### [Exercise aim]
Tally how many lines of these entries hold the string "网络营销部". Return the number alone.
════════════════
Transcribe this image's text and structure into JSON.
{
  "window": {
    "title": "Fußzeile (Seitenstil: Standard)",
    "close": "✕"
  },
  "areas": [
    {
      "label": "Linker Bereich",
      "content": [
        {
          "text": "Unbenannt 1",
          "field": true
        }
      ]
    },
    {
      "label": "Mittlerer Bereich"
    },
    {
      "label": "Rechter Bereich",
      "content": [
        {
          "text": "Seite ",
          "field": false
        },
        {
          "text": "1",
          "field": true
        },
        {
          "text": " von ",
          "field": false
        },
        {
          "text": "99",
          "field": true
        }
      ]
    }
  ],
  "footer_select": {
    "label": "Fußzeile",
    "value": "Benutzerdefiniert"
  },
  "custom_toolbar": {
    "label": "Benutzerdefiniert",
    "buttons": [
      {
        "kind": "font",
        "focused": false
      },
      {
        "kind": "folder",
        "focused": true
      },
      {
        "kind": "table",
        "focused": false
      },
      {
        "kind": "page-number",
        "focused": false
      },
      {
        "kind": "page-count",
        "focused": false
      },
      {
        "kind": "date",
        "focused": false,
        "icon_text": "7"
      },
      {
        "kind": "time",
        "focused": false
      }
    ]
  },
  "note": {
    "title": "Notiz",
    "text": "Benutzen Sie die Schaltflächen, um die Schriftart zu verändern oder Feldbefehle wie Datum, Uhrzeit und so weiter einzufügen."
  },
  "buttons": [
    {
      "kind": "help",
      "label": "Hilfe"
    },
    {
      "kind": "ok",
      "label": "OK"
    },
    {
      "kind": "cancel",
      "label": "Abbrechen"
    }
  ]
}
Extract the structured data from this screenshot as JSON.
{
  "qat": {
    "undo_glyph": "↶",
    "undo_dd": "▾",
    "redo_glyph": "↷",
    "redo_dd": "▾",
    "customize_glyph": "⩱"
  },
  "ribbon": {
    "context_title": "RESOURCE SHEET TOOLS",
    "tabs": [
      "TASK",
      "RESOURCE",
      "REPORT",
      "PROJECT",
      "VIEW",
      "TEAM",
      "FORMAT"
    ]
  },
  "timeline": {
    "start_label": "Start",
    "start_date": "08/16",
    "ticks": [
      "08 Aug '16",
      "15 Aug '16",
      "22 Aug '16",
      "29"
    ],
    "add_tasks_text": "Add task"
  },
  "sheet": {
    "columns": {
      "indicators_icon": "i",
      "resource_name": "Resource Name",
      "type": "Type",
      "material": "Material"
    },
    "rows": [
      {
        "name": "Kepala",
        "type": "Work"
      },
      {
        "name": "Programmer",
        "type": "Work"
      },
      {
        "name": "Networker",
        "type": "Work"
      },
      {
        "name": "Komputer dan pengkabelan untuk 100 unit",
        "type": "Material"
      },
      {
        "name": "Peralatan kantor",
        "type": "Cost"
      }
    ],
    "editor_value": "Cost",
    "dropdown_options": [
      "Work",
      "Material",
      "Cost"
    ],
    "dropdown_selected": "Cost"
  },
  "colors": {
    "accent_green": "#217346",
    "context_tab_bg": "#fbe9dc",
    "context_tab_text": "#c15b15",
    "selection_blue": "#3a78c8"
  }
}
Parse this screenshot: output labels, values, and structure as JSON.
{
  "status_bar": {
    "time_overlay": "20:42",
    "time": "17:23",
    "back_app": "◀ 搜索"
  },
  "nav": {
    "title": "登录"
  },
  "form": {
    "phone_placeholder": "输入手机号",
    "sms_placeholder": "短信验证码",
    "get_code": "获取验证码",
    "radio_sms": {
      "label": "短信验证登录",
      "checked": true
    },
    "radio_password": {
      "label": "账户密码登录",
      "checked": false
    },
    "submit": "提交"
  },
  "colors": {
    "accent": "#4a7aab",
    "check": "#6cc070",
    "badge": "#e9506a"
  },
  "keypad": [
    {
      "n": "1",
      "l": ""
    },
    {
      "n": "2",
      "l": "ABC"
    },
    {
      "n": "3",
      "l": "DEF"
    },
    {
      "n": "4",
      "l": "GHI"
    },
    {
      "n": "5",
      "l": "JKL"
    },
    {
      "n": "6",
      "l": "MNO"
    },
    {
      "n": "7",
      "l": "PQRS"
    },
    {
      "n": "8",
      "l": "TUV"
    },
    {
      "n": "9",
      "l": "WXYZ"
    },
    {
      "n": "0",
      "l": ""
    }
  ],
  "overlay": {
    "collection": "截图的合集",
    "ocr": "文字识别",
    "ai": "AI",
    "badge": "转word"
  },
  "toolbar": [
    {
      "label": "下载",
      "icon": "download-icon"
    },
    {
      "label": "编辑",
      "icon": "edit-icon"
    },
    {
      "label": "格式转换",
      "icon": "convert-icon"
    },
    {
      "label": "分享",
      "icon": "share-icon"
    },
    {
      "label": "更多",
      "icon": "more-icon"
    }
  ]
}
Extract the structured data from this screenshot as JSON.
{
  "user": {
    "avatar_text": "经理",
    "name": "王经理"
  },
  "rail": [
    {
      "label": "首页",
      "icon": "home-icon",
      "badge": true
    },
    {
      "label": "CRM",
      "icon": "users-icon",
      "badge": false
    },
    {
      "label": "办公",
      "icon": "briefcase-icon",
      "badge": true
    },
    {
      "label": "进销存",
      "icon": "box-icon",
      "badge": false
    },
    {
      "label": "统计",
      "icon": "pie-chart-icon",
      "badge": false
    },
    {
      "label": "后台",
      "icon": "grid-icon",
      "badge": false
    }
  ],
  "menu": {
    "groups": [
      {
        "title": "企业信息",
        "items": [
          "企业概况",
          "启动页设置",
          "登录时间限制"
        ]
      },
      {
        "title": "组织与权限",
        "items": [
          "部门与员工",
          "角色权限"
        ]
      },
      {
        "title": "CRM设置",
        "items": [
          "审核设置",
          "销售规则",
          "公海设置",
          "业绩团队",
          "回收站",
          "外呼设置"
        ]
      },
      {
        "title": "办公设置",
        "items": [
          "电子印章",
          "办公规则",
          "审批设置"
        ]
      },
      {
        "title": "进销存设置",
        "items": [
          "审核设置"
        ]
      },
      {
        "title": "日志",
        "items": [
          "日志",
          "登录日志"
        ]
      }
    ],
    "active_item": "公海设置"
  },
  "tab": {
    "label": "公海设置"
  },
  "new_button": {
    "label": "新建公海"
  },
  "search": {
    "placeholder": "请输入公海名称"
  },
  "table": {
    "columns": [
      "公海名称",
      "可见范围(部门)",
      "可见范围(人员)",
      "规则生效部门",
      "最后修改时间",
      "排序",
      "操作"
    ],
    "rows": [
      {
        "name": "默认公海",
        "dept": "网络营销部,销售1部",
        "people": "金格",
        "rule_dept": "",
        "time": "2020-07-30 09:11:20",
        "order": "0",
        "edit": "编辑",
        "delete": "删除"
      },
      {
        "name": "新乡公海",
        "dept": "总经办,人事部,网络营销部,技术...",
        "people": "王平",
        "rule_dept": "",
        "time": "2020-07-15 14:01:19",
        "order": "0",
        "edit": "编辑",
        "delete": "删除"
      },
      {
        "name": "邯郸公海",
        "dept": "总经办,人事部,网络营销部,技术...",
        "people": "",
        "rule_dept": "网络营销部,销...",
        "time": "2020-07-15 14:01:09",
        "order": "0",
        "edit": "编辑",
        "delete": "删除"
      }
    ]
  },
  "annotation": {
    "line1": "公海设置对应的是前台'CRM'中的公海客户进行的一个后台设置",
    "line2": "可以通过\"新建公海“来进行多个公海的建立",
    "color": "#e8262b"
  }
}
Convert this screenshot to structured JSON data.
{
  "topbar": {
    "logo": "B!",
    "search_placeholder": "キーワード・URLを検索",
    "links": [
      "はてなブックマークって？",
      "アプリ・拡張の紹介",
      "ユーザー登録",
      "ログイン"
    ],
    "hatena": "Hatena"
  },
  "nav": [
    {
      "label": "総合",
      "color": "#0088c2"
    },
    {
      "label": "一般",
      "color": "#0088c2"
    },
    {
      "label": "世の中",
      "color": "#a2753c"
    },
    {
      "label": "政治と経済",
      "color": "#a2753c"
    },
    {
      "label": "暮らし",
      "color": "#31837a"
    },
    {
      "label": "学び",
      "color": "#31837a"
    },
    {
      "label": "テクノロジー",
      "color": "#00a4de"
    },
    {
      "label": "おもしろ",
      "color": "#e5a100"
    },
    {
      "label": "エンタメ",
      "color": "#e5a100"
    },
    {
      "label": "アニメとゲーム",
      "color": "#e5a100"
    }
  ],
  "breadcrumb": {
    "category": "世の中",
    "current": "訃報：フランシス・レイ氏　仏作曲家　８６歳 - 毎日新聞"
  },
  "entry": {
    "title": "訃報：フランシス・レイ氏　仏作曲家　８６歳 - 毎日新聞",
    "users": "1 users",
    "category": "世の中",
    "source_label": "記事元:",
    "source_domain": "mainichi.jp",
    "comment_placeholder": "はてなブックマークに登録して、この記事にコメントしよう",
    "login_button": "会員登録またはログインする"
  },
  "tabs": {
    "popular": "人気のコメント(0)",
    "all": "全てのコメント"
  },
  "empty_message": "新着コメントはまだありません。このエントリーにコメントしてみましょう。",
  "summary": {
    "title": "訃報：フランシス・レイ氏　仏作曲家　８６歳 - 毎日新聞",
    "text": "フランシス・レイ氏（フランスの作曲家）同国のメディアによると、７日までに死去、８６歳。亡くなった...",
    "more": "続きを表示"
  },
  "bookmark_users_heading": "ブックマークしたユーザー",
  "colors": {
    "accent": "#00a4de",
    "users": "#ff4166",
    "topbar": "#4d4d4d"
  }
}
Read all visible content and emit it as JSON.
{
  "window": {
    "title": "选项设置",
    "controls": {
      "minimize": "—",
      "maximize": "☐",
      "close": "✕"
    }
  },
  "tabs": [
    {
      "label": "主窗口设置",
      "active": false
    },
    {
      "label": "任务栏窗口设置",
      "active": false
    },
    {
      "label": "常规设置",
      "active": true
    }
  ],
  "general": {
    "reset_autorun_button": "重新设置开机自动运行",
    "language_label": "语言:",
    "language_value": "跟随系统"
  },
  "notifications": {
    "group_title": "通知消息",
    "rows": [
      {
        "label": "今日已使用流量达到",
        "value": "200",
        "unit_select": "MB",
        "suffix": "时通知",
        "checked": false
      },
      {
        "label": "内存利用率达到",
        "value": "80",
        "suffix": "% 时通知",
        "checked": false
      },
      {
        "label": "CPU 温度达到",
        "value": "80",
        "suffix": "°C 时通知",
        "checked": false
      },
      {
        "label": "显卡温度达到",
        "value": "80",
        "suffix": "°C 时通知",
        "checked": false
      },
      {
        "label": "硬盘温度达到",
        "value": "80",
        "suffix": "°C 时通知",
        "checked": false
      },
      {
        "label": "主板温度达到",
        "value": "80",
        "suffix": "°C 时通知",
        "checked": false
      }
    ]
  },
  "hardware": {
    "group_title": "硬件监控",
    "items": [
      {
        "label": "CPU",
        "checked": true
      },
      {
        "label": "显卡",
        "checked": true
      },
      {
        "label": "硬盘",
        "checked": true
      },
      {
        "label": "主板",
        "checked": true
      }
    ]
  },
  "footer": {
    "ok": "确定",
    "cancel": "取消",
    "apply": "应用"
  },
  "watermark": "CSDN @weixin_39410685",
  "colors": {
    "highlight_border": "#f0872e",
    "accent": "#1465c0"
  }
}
════════════════
### [Task solution]
4